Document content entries

########################################

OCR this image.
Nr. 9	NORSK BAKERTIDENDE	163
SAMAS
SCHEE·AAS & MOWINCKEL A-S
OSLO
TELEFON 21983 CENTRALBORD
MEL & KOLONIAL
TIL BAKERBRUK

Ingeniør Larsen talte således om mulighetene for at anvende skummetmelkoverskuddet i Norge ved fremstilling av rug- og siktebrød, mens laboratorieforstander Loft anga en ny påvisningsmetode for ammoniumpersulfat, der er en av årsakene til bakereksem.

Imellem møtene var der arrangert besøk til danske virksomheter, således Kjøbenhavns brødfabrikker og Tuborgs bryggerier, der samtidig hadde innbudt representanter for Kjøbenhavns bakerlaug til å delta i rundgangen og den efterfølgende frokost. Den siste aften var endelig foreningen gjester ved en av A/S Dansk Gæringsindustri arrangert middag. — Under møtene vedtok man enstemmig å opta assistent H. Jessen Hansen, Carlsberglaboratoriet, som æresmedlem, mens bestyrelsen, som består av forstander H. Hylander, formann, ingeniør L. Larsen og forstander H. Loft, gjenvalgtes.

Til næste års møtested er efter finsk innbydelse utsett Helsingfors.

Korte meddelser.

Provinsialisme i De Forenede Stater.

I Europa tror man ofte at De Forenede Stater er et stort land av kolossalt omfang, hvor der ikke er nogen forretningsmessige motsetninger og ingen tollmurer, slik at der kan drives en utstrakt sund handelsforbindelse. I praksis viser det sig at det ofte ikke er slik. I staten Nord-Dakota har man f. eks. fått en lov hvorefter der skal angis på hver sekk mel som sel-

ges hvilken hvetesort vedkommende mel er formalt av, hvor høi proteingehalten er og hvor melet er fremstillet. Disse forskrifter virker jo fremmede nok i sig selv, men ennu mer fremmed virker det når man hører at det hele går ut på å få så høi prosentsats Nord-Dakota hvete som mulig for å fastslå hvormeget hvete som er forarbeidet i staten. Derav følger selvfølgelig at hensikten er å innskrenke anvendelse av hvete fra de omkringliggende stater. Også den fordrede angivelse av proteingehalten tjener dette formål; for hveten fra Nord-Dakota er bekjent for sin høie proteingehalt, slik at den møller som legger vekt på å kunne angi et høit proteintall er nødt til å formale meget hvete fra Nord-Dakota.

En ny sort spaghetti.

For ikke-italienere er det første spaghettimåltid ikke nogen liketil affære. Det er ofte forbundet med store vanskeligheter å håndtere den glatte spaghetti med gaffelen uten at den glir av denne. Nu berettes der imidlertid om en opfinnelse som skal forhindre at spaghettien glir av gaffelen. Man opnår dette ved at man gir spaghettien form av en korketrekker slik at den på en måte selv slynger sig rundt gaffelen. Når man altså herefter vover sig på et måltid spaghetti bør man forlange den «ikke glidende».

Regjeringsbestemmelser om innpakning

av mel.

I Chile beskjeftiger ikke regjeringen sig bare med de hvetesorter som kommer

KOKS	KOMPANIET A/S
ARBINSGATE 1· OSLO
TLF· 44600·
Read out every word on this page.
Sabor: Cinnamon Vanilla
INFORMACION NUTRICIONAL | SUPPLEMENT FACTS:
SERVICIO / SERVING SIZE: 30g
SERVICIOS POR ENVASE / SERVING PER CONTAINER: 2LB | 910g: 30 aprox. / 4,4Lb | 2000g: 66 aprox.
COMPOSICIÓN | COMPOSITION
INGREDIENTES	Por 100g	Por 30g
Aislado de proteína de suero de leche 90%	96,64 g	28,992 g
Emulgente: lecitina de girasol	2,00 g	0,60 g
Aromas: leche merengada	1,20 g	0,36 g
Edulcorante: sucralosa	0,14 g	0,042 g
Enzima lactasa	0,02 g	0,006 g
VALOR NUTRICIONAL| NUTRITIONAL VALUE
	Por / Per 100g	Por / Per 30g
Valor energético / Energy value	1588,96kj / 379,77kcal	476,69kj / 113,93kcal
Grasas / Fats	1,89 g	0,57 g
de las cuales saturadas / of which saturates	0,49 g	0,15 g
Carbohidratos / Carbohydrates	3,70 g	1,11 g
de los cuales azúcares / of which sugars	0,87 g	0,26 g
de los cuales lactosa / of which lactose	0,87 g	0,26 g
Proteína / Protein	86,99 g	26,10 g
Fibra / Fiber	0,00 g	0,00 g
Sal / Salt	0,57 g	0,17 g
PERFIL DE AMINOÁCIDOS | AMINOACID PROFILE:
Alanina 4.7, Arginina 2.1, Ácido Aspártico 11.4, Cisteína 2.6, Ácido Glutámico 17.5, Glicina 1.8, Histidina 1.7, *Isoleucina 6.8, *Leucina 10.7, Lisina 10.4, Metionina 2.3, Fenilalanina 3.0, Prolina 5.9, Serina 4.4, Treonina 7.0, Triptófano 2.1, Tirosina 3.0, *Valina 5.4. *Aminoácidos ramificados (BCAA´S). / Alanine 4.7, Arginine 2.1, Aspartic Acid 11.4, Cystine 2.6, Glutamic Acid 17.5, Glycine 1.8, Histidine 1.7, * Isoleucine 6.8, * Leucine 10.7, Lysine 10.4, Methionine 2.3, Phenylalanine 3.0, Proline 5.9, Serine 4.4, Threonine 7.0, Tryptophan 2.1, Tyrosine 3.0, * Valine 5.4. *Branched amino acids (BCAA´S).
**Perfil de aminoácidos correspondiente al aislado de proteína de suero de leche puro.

########################################

→ **TASK STATEMENT**:
Please set down exactly the lines running from the one with "Read out every word on this page." to the last line of the entries above, both of them included, and no others.

→ **REPLY TO THE TASK**:
Read out every word on this page.
Sabor: Cinnamon Vanilla
INFORMACION NUTRICIONAL | SUPPLEMENT FACTS:
SERVICIO / SERVING SIZE: 30g
SERVICIOS POR ENVASE / SERVING PER CONTAINER: 2LB | 910g: 30 aprox. / 4,4Lb | 2000g: 66 aprox.
COMPOSICIÓN | COMPOSITION
INGREDIENTES	Por 100g	Por 30g
Aislado de proteína de suero de leche 90%	96,64 g	28,992 g
Emulgente: lecitina de girasol	2,00 g	0,60 g
Aromas: leche merengada	1,20 g	0,36 g
Edulcorante: sucralosa	0,14 g	0,042 g
Enzima lactasa	0,02 g	0,006 g
VALOR NUTRICIONAL| NUTRITIONAL VALUE
	Por / Per 100g	Por / Per 30g
Valor energético / Energy value	1588,96kj / 379,77kcal	476,69kj / 113,93kcal
Grasas / Fats	1,89 g	0,57 g
de las cuales saturadas / of which saturates	0,49 g	0,15 g
Carbohidratos / Carbohydrates	3,70 g	1,11 g
de los cuales azúcares / of which sugars	0,87 g	0,26 g
de los cuales lactosa / of which lactose	0,87 g	0,26 g
Proteína / Protein	86,99 g	26,10 g
Fibra / Fiber	0,00 g	0,00 g
Sal / Salt	0,57 g	0,17 g
PERFIL DE AMINOÁCIDOS | AMINOACID PROFILE:
Alanina 4.7, Arginina 2.1, Ácido Aspártico 11.4, Cisteína 2.6, Ácido Glutámico 17.5, Glicina 1.8, Histidina 1.7, *Isoleucina 6.8, *Leucina 10.7, Lisina 10.4, Metionina 2.3, Fenilalanina 3.0, Prolina 5.9, Serina 4.4, Treonina 7.0, Triptófano 2.1, Tirosina 3.0, *Valina 5.4. *Aminoácidos ramificados (BCAA´S). / Alanine 4.7, Arginine 2.1, Aspartic Acid 11.4, Cystine 2.6, Glutamic Acid 17.5, Glycine 1.8, Histidine 1.7, * Isoleucine 6.8, * Leucine 10.7, Lysine 10.4, Methionine 2.3, Phenylalanine 3.0, Proline 5.9, Serine 4.4, Threonine 7.0, Tryptophan 2.1, Tyrosine 3.0, * Valine 5.4. *Branched amino acids (BCAA´S).
**Perfil de aminoácidos correspondiente al aislado de proteína de suero de leche puro.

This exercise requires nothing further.